▶ GOAL OF THE EXERCISE
Go through the entries one line at a time, and gather every line that has the word "applying".

▶ MATERIAL FOR THIS EXERCISE
--- --- ---

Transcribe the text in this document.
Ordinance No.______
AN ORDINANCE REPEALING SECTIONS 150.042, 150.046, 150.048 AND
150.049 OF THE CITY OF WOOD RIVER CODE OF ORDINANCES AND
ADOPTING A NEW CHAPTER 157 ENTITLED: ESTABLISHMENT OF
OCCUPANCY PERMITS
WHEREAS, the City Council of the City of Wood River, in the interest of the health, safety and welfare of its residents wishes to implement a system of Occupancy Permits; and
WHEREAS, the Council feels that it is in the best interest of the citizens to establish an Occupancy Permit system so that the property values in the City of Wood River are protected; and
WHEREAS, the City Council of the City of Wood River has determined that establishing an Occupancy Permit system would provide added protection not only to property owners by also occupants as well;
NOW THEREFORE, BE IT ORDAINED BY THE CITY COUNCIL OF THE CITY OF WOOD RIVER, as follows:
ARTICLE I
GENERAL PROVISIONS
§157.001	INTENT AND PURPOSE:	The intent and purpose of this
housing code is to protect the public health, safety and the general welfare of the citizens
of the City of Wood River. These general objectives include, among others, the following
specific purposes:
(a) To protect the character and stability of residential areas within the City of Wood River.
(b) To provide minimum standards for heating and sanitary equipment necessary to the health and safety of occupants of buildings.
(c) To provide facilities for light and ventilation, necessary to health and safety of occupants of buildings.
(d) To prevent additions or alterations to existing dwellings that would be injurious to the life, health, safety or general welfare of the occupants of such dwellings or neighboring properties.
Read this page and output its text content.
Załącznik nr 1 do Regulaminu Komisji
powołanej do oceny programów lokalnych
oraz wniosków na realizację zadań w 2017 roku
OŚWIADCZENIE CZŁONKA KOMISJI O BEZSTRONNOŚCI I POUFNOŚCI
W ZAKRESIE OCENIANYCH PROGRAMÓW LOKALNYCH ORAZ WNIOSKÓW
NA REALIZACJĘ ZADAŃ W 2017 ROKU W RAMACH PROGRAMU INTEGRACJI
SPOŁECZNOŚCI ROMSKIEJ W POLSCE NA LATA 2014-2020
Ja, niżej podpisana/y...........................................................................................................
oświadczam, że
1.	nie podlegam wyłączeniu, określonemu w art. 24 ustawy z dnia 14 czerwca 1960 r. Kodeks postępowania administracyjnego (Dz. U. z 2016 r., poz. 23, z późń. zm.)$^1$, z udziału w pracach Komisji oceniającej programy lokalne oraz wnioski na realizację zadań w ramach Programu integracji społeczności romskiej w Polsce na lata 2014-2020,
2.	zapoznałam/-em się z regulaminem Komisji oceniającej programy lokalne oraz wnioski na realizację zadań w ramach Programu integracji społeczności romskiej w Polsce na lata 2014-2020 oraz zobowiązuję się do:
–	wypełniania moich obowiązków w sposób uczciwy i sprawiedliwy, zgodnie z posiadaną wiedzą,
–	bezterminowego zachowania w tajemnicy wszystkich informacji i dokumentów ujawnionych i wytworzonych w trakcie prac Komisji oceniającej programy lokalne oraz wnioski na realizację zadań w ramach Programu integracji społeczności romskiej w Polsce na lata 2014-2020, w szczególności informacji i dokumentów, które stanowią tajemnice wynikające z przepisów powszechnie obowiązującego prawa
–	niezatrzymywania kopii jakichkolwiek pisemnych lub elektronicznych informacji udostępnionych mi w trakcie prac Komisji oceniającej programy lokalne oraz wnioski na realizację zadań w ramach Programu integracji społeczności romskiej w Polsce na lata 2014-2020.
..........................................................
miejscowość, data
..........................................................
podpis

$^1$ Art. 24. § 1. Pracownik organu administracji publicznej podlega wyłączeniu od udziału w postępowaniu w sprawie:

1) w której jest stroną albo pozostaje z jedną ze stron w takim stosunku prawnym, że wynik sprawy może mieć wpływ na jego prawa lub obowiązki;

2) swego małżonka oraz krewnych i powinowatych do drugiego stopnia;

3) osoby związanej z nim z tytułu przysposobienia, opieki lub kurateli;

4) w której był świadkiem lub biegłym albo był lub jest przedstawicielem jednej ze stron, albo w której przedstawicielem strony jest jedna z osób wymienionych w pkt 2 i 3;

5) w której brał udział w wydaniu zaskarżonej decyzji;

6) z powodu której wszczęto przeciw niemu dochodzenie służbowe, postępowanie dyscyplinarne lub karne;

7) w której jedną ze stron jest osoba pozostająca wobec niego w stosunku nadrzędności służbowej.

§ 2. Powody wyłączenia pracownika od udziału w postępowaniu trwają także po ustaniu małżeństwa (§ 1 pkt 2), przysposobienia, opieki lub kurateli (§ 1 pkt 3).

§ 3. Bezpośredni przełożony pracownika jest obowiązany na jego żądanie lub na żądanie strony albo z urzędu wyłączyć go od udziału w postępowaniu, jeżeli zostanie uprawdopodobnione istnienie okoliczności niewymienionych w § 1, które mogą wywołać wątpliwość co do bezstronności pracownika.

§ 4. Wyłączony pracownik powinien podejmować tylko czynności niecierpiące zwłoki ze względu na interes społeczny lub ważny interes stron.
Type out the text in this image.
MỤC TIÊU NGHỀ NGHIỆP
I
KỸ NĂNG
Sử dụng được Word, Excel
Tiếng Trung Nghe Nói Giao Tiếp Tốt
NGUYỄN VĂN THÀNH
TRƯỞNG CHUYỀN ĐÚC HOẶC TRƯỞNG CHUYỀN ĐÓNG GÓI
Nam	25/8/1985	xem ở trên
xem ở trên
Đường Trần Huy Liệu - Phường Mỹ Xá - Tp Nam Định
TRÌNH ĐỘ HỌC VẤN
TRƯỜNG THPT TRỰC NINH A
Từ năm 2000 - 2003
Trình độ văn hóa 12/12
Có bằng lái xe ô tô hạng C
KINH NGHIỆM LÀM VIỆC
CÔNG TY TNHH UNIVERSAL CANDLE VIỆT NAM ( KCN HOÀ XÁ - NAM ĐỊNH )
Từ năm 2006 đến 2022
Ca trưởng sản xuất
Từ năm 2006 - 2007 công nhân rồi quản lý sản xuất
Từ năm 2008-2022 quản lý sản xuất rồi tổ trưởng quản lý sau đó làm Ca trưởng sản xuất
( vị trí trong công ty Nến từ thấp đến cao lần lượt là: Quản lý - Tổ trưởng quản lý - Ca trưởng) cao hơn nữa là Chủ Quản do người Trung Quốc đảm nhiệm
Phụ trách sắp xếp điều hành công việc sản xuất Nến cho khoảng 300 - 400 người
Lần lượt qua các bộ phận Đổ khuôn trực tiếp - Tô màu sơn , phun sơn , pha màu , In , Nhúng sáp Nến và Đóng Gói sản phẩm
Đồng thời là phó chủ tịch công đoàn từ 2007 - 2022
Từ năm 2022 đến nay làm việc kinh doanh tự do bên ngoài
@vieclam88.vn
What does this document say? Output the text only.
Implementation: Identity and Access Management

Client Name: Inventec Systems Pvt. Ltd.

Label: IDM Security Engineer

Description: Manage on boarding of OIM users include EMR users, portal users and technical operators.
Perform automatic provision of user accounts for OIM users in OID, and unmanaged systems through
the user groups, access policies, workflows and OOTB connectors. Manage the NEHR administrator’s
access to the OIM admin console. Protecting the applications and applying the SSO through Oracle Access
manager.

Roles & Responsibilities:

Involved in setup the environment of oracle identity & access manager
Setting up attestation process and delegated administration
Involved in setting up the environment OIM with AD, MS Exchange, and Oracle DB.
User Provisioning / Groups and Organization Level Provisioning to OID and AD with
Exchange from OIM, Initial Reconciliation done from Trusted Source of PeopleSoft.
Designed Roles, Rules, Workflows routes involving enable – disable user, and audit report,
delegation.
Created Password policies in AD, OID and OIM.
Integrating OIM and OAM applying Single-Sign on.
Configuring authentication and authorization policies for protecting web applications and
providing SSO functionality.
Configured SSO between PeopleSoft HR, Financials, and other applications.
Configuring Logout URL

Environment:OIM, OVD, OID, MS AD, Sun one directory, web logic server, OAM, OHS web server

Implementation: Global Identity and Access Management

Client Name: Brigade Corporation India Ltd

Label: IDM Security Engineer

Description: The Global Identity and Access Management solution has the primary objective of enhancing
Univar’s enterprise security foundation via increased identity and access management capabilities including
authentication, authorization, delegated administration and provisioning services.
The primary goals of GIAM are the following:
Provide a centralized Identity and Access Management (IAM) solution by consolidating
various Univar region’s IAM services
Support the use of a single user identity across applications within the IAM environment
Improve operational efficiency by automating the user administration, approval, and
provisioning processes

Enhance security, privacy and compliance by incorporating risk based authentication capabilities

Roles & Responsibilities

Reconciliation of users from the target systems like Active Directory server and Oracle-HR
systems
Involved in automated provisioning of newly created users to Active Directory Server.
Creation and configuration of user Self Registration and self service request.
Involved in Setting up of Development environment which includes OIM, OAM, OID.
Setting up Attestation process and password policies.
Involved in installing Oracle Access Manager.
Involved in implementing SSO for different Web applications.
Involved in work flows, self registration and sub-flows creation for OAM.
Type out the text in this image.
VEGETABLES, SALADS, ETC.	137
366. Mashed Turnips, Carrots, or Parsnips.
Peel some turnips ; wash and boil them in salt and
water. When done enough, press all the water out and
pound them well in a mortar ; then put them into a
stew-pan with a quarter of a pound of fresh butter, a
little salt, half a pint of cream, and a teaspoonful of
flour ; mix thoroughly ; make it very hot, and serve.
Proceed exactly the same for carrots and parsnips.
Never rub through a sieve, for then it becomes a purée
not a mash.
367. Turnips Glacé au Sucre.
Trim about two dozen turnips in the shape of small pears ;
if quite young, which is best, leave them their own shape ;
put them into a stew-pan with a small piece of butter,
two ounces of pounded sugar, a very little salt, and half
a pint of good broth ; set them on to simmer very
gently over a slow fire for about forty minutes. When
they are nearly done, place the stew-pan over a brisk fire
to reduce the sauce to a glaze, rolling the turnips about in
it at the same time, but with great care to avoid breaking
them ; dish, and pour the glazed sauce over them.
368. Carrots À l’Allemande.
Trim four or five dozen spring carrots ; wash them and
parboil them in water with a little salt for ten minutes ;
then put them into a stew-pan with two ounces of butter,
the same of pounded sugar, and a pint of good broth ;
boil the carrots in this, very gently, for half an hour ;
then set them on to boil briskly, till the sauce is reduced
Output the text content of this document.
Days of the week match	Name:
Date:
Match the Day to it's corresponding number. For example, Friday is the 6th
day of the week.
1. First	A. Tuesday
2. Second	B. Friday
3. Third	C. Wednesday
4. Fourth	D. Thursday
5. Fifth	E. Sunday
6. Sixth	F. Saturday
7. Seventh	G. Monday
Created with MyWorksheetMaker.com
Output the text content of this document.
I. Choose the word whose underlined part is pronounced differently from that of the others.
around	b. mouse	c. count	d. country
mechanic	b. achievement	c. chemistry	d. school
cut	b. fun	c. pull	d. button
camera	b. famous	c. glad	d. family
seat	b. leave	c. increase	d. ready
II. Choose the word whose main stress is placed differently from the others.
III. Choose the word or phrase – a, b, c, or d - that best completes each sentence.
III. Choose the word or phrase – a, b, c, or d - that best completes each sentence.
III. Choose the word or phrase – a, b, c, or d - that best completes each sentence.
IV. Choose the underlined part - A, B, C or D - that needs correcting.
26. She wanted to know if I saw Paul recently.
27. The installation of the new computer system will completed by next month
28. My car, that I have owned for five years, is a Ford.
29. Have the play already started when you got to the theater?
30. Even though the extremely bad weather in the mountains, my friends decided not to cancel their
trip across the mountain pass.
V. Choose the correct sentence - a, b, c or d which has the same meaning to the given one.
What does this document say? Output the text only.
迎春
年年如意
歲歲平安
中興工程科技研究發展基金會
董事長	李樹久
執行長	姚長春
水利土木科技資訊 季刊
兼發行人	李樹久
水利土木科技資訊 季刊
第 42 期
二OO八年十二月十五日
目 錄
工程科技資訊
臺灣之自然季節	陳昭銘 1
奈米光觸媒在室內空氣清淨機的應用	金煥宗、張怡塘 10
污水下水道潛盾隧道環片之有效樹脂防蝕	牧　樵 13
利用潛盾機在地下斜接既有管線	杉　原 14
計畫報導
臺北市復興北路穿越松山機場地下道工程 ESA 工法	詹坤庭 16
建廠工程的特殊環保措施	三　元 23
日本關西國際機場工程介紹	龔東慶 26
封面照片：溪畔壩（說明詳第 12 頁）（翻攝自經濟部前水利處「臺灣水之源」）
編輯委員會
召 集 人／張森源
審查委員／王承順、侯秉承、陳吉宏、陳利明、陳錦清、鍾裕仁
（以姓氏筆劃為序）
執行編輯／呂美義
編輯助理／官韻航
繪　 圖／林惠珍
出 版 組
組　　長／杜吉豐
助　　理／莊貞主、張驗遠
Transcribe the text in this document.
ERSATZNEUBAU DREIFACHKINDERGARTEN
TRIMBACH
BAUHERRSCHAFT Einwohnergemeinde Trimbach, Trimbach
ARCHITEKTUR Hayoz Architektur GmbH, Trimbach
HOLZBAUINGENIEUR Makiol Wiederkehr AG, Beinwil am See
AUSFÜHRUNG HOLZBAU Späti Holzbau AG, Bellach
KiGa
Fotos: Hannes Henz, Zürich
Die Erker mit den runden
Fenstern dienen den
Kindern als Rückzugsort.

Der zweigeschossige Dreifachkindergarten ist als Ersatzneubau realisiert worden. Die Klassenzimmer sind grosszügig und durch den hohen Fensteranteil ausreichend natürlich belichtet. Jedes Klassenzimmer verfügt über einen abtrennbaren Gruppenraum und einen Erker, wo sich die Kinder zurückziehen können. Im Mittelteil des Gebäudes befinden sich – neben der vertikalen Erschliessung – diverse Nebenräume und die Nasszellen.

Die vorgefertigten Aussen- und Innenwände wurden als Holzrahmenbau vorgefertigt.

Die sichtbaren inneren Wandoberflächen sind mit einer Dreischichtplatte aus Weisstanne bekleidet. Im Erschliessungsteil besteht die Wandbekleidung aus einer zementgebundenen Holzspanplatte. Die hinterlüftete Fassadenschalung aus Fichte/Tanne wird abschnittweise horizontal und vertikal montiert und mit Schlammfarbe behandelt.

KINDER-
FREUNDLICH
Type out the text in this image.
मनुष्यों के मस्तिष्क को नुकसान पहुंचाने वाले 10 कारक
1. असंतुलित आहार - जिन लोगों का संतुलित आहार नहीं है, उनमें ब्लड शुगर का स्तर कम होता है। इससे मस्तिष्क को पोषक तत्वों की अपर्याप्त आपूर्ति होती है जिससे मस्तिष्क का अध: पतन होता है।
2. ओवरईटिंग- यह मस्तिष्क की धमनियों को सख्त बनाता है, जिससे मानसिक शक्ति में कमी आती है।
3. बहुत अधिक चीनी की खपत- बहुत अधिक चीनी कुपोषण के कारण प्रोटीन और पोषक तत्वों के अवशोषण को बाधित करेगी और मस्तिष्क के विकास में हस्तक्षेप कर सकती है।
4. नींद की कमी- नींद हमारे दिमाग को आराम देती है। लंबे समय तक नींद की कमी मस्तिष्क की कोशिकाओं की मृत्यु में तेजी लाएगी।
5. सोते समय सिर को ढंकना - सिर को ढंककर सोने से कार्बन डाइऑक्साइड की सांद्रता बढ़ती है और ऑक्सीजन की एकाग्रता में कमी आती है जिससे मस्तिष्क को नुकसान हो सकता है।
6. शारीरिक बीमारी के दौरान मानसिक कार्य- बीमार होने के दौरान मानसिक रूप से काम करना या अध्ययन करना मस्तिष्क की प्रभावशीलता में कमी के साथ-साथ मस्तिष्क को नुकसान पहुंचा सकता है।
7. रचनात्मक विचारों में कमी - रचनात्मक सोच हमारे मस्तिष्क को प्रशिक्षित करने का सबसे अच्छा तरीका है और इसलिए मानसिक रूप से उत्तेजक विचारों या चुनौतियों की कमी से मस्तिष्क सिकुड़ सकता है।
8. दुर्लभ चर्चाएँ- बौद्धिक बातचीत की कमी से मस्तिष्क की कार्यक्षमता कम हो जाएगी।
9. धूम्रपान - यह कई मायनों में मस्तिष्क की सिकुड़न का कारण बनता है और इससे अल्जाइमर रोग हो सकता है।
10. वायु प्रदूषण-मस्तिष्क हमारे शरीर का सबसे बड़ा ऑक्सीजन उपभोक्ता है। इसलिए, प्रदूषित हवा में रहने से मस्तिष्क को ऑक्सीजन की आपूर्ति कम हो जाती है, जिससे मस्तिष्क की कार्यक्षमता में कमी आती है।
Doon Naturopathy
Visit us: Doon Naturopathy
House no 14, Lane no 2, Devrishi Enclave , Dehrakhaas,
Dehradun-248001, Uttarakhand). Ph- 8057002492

--- --- ---

▶ COMPLETE ANSWER
access to the OIM admin console. Protecting the applications and applying the SSO through Oracle Access
Integrating OIM and OAM applying Single-Sign on.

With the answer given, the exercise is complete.